## Objective:
Identify, in the records below, every line where the string "text" appears, and copy each such line.

★ ★ ★ ★ ★ ★ ★

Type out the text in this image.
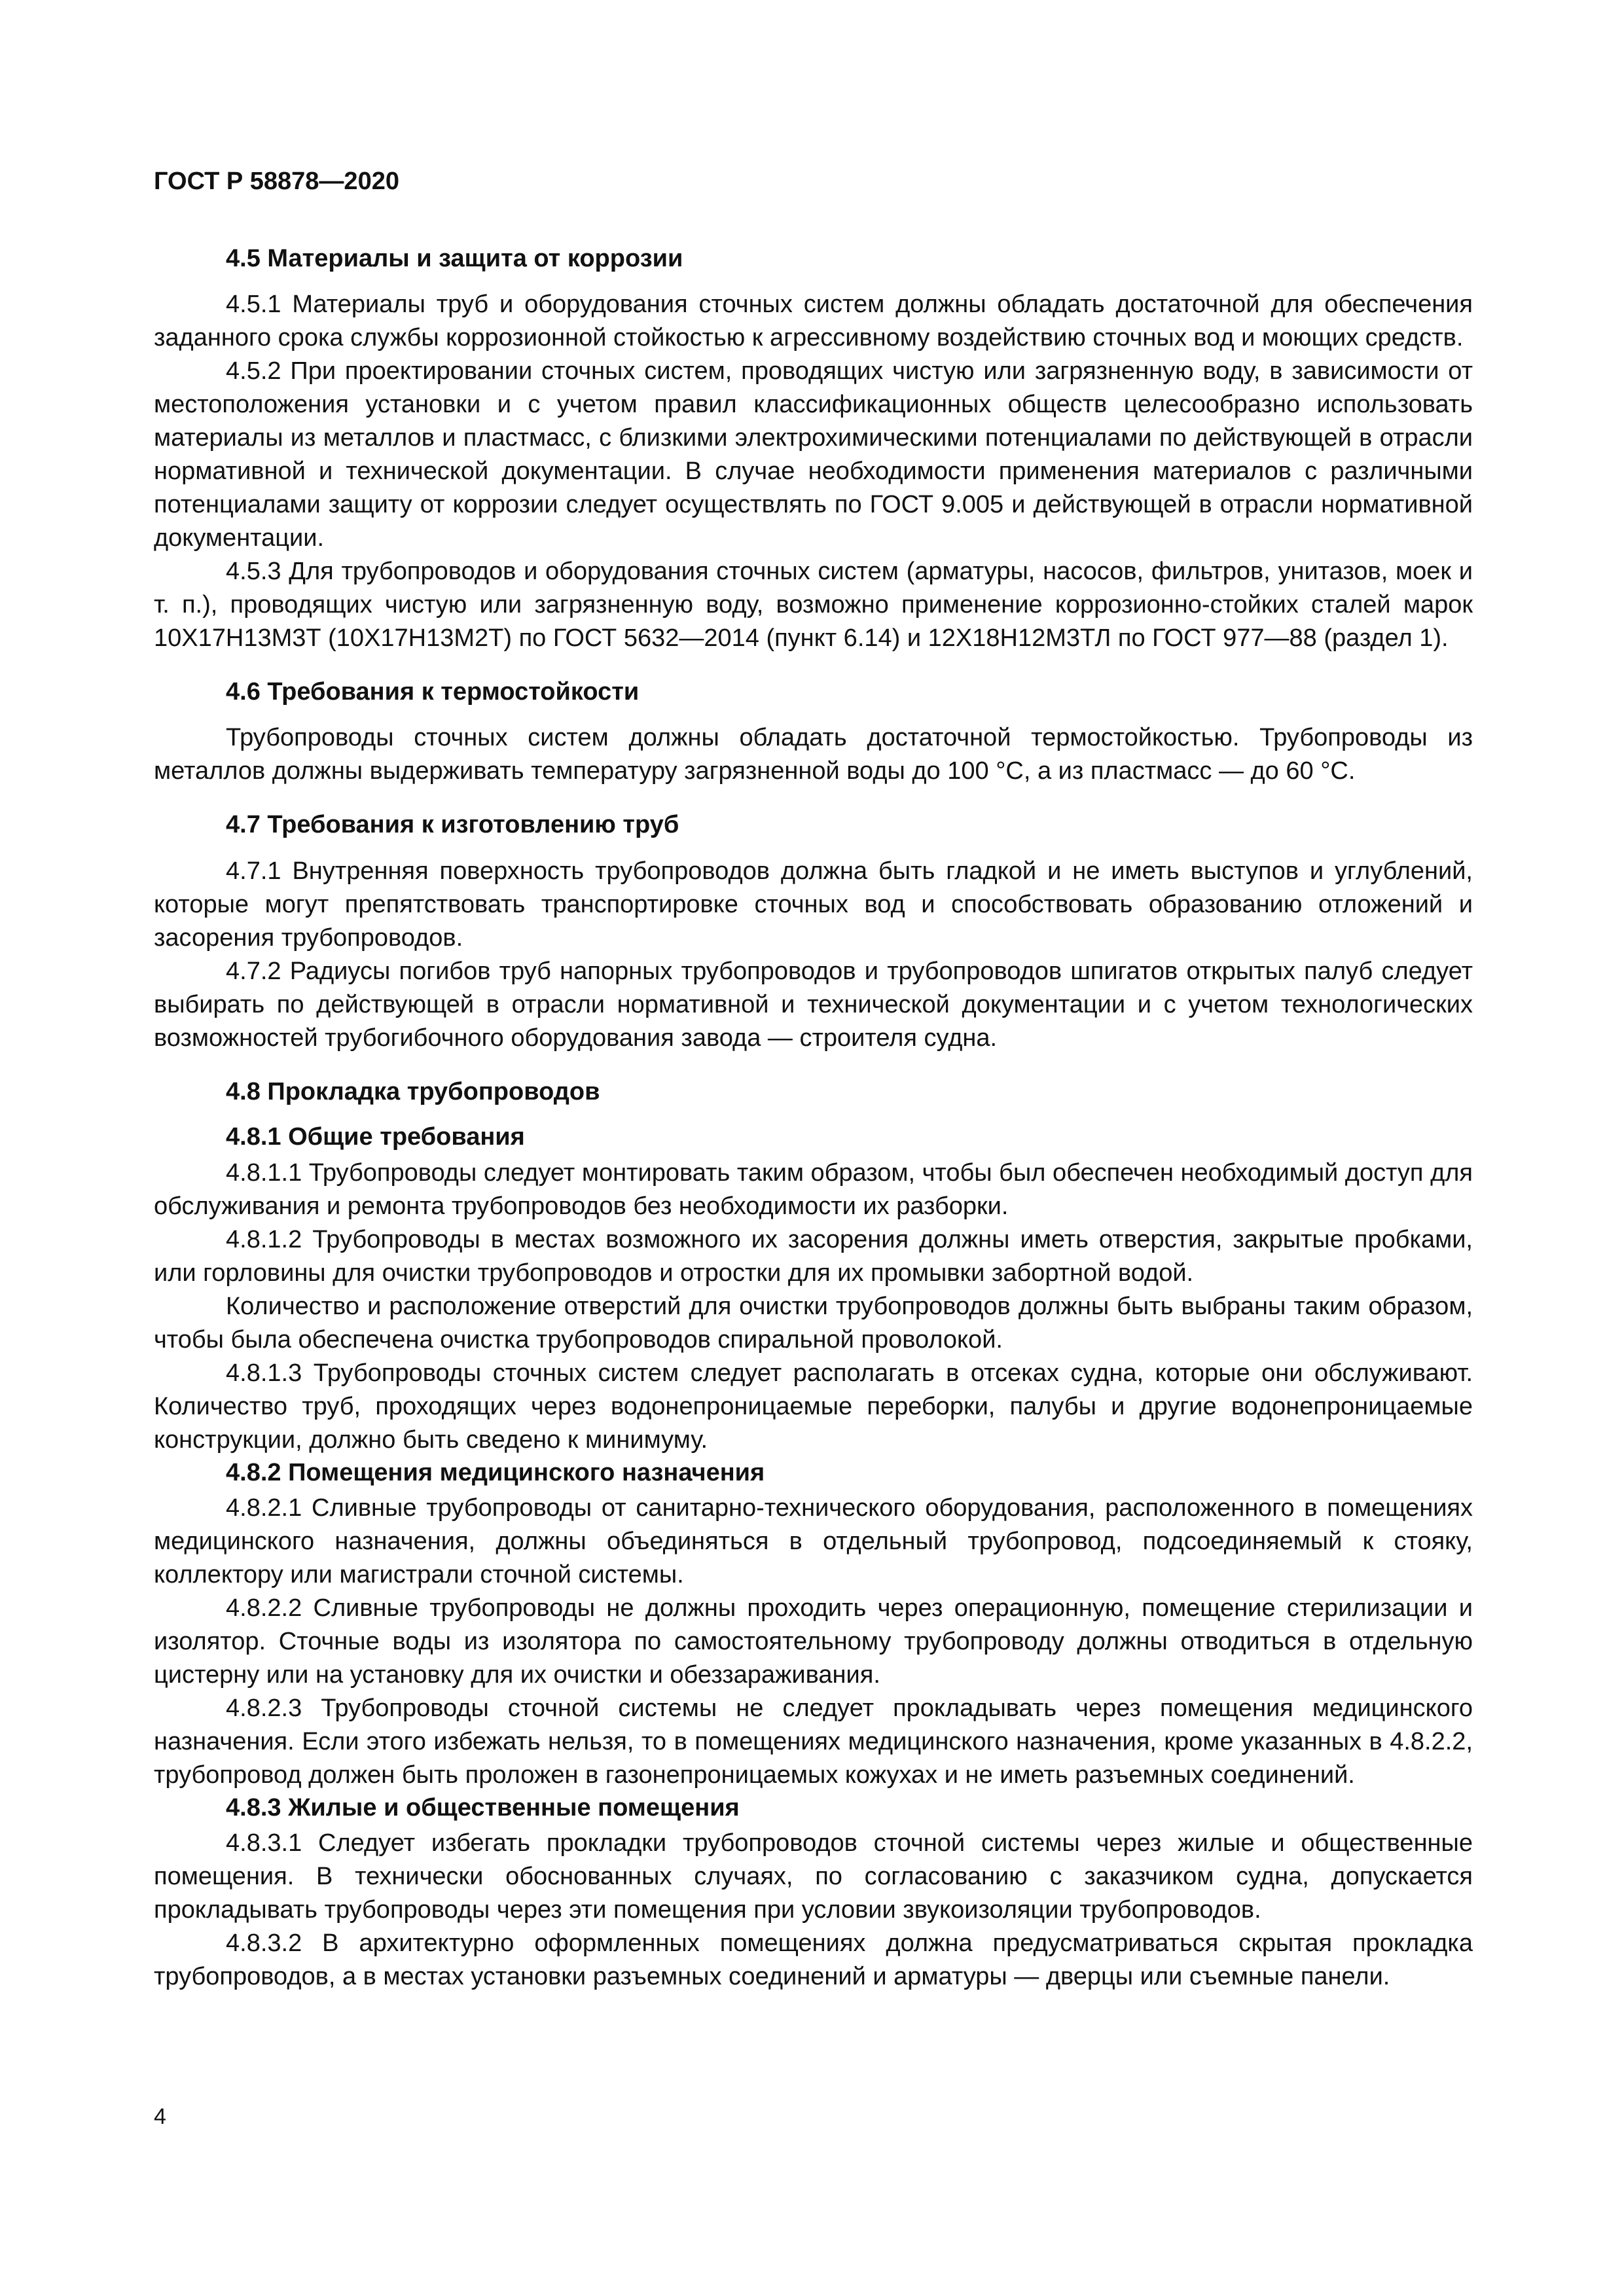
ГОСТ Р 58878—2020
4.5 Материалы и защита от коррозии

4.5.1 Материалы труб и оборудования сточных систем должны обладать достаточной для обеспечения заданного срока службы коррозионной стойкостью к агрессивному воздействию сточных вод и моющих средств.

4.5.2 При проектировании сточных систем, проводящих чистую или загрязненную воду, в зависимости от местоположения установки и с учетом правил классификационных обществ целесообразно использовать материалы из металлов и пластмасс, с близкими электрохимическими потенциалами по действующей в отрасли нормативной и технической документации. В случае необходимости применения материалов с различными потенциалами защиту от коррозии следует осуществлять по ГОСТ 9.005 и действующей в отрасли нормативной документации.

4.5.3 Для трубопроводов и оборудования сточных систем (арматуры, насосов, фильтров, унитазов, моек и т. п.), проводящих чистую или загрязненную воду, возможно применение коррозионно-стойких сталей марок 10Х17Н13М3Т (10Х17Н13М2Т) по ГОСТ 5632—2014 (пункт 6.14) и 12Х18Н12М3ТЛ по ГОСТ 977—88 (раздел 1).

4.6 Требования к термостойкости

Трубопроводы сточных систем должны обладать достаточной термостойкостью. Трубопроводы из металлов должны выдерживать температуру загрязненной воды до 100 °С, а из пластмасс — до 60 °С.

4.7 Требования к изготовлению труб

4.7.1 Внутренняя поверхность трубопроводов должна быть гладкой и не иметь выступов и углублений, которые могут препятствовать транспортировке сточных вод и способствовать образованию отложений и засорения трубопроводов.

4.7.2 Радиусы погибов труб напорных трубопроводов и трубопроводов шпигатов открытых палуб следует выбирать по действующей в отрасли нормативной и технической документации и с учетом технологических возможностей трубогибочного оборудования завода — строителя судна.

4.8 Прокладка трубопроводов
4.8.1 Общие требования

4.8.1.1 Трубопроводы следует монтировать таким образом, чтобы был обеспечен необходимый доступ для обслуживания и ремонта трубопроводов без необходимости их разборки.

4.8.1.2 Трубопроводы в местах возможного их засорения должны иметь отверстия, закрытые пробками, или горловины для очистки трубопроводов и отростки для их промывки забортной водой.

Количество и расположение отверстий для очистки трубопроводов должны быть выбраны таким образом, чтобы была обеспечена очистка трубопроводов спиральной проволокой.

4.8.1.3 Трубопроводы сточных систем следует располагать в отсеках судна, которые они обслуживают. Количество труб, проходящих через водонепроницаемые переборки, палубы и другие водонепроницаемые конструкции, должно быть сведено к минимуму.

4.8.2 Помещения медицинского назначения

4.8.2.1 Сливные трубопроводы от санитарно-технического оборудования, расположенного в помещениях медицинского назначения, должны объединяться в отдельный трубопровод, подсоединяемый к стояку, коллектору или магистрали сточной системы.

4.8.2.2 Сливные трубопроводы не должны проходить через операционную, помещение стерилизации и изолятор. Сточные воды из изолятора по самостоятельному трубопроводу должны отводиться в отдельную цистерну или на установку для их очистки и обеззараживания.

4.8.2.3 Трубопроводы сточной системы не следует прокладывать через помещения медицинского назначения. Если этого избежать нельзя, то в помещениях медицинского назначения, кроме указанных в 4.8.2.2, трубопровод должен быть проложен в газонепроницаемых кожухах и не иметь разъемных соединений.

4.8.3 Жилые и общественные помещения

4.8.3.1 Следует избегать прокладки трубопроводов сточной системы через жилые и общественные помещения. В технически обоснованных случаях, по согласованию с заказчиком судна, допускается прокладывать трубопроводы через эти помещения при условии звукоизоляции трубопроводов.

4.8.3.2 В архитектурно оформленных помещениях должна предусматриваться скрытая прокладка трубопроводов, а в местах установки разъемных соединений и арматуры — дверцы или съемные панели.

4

★ ★ ★ ★ ★ ★ ★

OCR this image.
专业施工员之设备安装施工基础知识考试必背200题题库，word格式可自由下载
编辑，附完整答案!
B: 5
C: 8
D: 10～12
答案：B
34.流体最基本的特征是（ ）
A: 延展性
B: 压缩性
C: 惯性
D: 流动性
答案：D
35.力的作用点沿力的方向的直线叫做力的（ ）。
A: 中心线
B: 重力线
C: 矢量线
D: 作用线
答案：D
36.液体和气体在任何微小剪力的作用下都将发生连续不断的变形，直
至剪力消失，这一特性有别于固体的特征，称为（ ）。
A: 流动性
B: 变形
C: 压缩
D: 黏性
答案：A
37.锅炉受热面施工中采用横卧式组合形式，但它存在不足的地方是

★ ★ ★ ★ ★ ★ ★

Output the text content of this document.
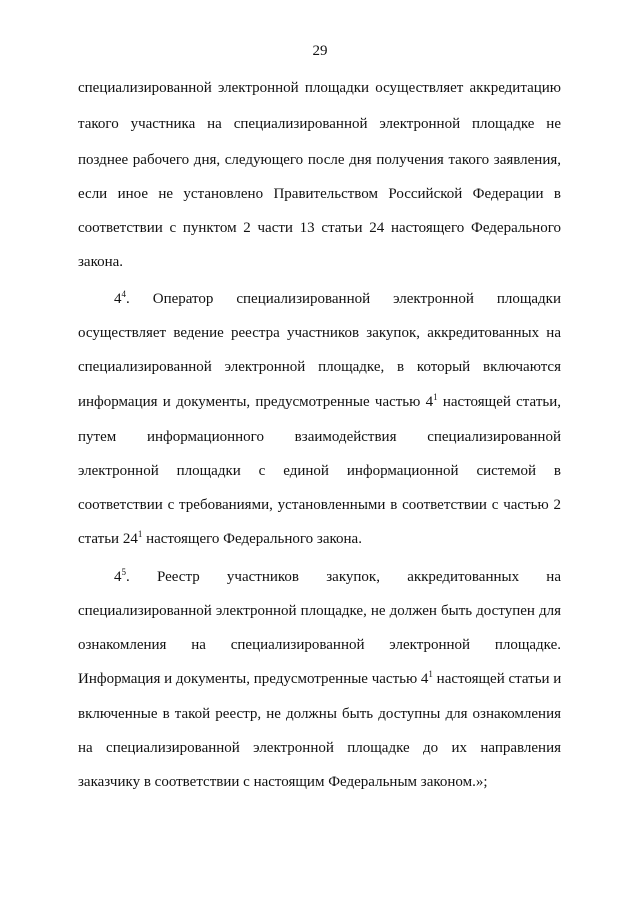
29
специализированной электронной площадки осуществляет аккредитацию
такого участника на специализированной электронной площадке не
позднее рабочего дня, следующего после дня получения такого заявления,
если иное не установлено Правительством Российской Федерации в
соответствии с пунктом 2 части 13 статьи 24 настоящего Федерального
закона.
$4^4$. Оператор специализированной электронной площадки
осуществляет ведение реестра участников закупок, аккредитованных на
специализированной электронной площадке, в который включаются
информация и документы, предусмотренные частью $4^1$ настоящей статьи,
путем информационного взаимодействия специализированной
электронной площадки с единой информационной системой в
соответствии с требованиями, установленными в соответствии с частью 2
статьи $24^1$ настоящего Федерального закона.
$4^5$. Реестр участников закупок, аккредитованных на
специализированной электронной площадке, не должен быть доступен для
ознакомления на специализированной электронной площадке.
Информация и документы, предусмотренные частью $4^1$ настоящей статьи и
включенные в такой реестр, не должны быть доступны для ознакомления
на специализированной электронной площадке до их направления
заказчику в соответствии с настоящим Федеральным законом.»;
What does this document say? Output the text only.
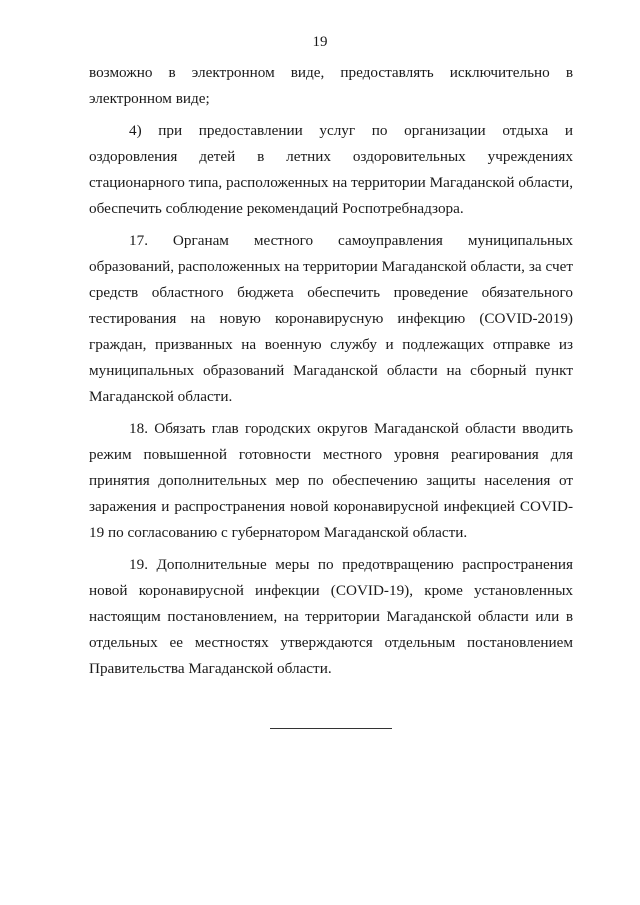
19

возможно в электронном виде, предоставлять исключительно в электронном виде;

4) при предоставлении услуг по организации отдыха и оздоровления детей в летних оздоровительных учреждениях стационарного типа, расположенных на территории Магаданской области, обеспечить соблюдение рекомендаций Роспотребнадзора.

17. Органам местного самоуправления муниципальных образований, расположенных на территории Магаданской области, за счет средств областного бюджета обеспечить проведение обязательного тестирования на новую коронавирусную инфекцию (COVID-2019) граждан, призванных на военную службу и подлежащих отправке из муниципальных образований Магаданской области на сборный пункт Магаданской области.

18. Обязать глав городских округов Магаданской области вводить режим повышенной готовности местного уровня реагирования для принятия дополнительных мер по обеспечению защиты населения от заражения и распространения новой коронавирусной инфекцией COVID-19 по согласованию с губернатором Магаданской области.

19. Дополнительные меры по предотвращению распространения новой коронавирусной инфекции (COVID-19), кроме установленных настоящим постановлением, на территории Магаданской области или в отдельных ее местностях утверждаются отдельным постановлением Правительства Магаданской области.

★ ★ ★ ★ ★ ★ ★

## Task result:
Type out the text in this image.
Output the text content of this document.
What does this document say? Output the text only.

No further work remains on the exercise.